======== Records for the exercise

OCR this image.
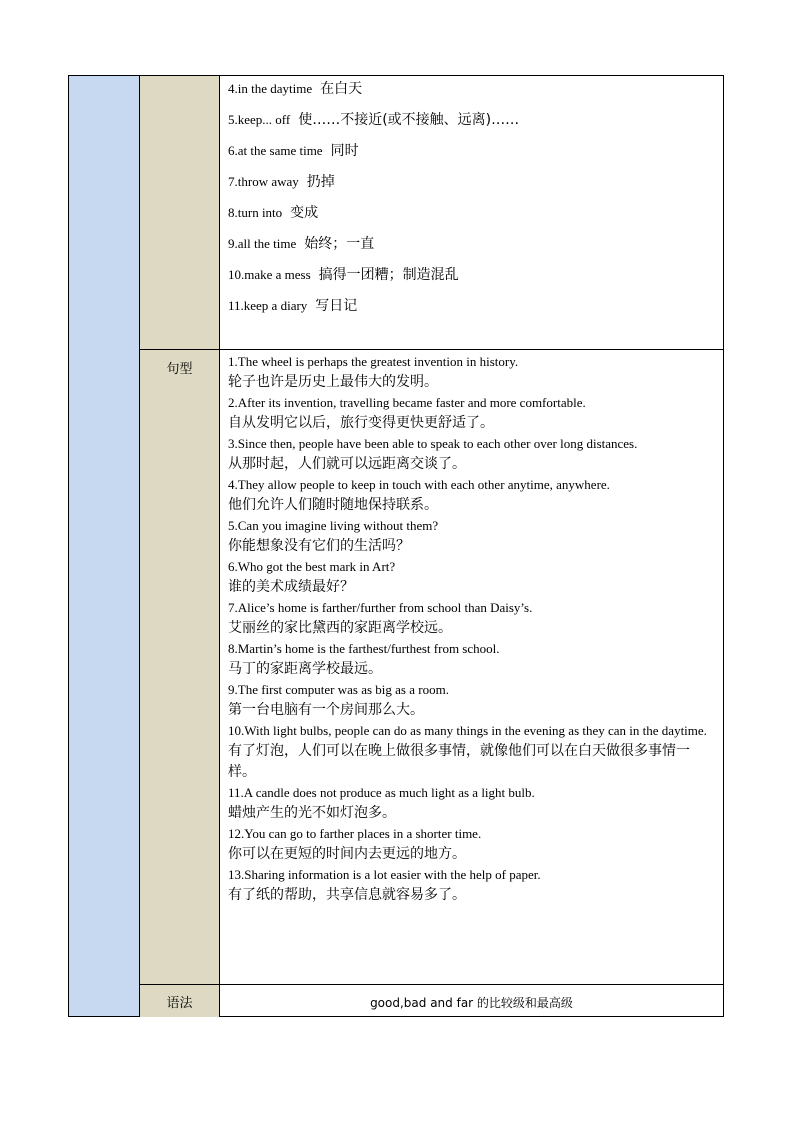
句型
语法
4.in the daytime 在白天
5.keep... off 使……不接近(或不接触、远离)……
6.at the same time 同时
7.throw away 扔掉
8.turn into 变成
9.all the time 始终；一直
10.make a mess 搞得一团糟；制造混乱
11.keep a diary 写日记
1.The wheel is perhaps the greatest invention in history.
轮子也许是历史上最伟大的发明。
2.After its invention, travelling became faster and more comfortable.
自从发明它以后，旅行变得更快更舒适了。
3.Since then, people have been able to speak to each other over long distances.
从那时起，人们就可以远距离交谈了。
4.They allow people to keep in touch with each other anytime, anywhere.
他们允许人们随时随地保持联系。
5.Can you imagine living without them?
你能想象没有它们的生活吗？
6.Who got the best mark in Art?
谁的美术成绩最好？
7.Alice’s home is farther/further from school than Daisy’s.
艾丽丝的家比黛西的家距离学校远。
8.Martin’s home is the farthest/furthest from school.
马丁的家距离学校最远。
9.The first computer was as big as a room.
第一台电脑有一个房间那么大。
10.With light bulbs, people can do as many things in the evening as they can in the daytime.
有了灯泡，人们可以在晚上做很多事情，就像他们可以在白天做很多事情一样。
11.A candle does not produce as much light as a light bulb.
蜡烛产生的光不如灯泡多。
12.You can go to farther places in a shorter time.
你可以在更短的时间内去更远的地方。
13.Sharing information is a lot easier with the help of paper.
有了纸的帮助，共享信息就容易多了。
good,bad and far 的比较级和最高级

================

Description of the task
All preceding records should be duplicated verbatim, images excepted.

Solution to the exercise
OCR this image.
句型
语法
4.in the daytime 在白天
5.keep... off 使……不接近(或不接触、远离)……
6.at the same time 同时
7.throw away 扔掉
8.turn into 变成
9.all the time 始终；一直
10.make a mess 搞得一团糟；制造混乱
11.keep a diary 写日记
1.The wheel is perhaps the greatest invention in history.
轮子也许是历史上最伟大的发明。
2.After its invention, travelling became faster and more comfortable.
自从发明它以后，旅行变得更快更舒适了。
3.Since then, people have been able to speak to each other over long distances.
从那时起，人们就可以远距离交谈了。
4.They allow people to keep in touch with each other anytime, anywhere.
他们允许人们随时随地保持联系。
5.Can you imagine living without them?
你能想象没有它们的生活吗？
6.Who got the best mark in Art?
谁的美术成绩最好？
7.Alice’s home is farther/further from school than Daisy’s.
艾丽丝的家比黛西的家距离学校远。
8.Martin’s home is the farthest/furthest from school.
马丁的家距离学校最远。
9.The first computer was as big as a room.
第一台电脑有一个房间那么大。
10.With light bulbs, people can do as many things in the evening as they can in the daytime.
有了灯泡，人们可以在晚上做很多事情，就像他们可以在白天做很多事情一样。
11.A candle does not produce as much light as a light bulb.
蜡烛产生的光不如灯泡多。
12.You can go to farther places in a shorter time.
你可以在更短的时间内去更远的地方。
13.Sharing information is a lot easier with the help of paper.
有了纸的帮助，共享信息就容易多了。
good,bad and far 的比较级和最高级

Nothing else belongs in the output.